Problem 1
Answer these questions from the Atrevido y Diferente article:
(a) In which studio was the album recorded?
(b) What position did "Nadie Mejor Que Tu" reach on Hot Latin Tracks?
(c) What is the English translation of the album title?
Problem 2
List every field label in the details list at the top of the Atrevido y Diferente article.
Problem 3
Write the next part of the Atrevido y Diferente article, picking up after its last sentence.

Supplied text

★ ★ ★ ★

Studio album by Eddie Santiago
- Released: October 21, 1986
- Recorded: 1986
- Studio: V.U. Recording Studios (Santurce, Puerto Rico);
- Genre: Salsa
- Length: 36:08
- Language: Spanish
- Label: TH-Rodven
- Producer: Frank Torres · Tony Moreno (Exec.)

Eddie Santiago chronology
|  | Atrevido y Diferente (1986) | Sigo Atrevido (1987) |

= Atrevido y diferente =

1986 debut studio by Eddie Santiago

Atrevido y Diferente (English: Daring and Different) is the debut solo studio album recorded by Puerto Rican-American salsa singer-songwriter Eddie Santiago. The album witch released by TH-Rodven in late 1986 (see 1986 in music), it was cited as one of the turning points of the salsa genre into salsa romantica.

==Singles==
Two singles were released from the album that charted on the Hot Latin Tracks.

- Nadie Mejor Que Tu (Nobody Better Than You) was the lead single released from the album and charted #16 on Hot Latin Tracks.
- Qué Locura de Enamorarme de Ti (What Madness to Fall in love with you) was the second and final single released from the album and charted #13 on the Hot Latin Tracks.

★ ★ ★ ★

Bounding box entries
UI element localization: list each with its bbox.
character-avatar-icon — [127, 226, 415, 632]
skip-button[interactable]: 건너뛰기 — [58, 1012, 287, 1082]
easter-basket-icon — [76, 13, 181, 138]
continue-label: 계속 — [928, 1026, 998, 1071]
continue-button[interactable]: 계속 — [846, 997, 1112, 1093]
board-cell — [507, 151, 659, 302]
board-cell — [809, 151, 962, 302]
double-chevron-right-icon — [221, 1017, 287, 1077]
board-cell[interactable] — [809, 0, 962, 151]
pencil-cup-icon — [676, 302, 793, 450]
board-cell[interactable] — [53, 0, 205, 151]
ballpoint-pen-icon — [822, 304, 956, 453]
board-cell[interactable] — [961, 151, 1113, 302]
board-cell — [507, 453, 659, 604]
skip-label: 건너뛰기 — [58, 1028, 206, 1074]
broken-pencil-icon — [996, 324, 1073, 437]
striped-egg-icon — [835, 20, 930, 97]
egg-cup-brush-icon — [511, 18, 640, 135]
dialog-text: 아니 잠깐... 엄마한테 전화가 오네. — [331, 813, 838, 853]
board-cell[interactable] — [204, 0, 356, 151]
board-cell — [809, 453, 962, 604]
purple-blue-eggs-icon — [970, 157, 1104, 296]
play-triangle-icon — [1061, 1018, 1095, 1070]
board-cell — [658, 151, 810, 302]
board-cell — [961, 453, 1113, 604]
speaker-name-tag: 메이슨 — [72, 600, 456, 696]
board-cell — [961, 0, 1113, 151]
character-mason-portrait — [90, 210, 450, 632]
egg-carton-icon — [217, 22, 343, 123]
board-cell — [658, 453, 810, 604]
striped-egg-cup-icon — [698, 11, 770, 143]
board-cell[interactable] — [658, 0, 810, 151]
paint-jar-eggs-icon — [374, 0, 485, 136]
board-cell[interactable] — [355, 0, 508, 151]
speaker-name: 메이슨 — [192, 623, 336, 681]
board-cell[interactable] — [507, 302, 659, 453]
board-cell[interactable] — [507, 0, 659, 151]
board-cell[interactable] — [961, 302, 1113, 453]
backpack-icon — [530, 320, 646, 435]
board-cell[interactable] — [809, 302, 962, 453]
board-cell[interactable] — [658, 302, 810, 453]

★ ★ ★ ★

Response 1
(a) V.U. Recording Studios (Santurce, Puerto Rico)
(b) #16
(c) Daring and Different

Response 2
Released, Recorded, Studio, Genre, Length, Language, Label, Producer

Response 3
==Track listing==

| No. | Title | Writer(s) | Length |
|---|---|---|---|
| 1. | "Tú Me Quemas" | Luis Ángel Márquez | 5:01 |
| 2. | "Volcán de Amor" | Santiago Delgado | 4:24 |
| 3. | "Nadie Mejor Que Tú" | Luis Ángel Márquez | 3:51 |
| 4. | "De Profesión... Tu Amante" | Marquito Héctor Sotelo | 4:30 |
| 5. | "Qué Locura Enamorarme de Ti" | Alejandro Vezzani | 5:09 |
| 6. | "Secretos" | Eddie Santiago | 4:19 |
| 7. | "Quiero Amarte en la Yerba" | Luis Ferri; Lauren; Julio Santiago; | 5:09 |
| 8. | "Se Acabó" | Eddie Santiago | 4:02 |
| Total length: |  |  | 36:08 |

==Personnel==
- Composer - Alejandro Vezzani
- Bongos - Carlos Martin Rodriguez
- Banjo - Carlos Rondan
- Timbales - Chago Martínez
- Piano - César Concepción
- Composer, Primary Artist, Vocals - Eddie Santiago
- Percussion - Hecor Perez
- Composer - Héctor Sotelo
- Congas - Jimmy Morales
- Composer - Julio Santiago
- Composer - Luis Angel
- Composer - Marquito
- Composer - Santiago Delgado

==Chart position==
The album peaked #1 on the tropical album charts and remained #1 for 10 consecutive weeks.

| Year | Chart | Album | Peak |
|---|---|---|---|
| 1987 | U.S. Billboard Tropical/Salsa Albums | Atrevido y Diferente | 1 |

==Reception==

John Storm Roberts of Allmusic declared Atrevido y Diferente to be "the biggest name in the newish salsa-romantica vein" and pointed out the rise of salsa romantica.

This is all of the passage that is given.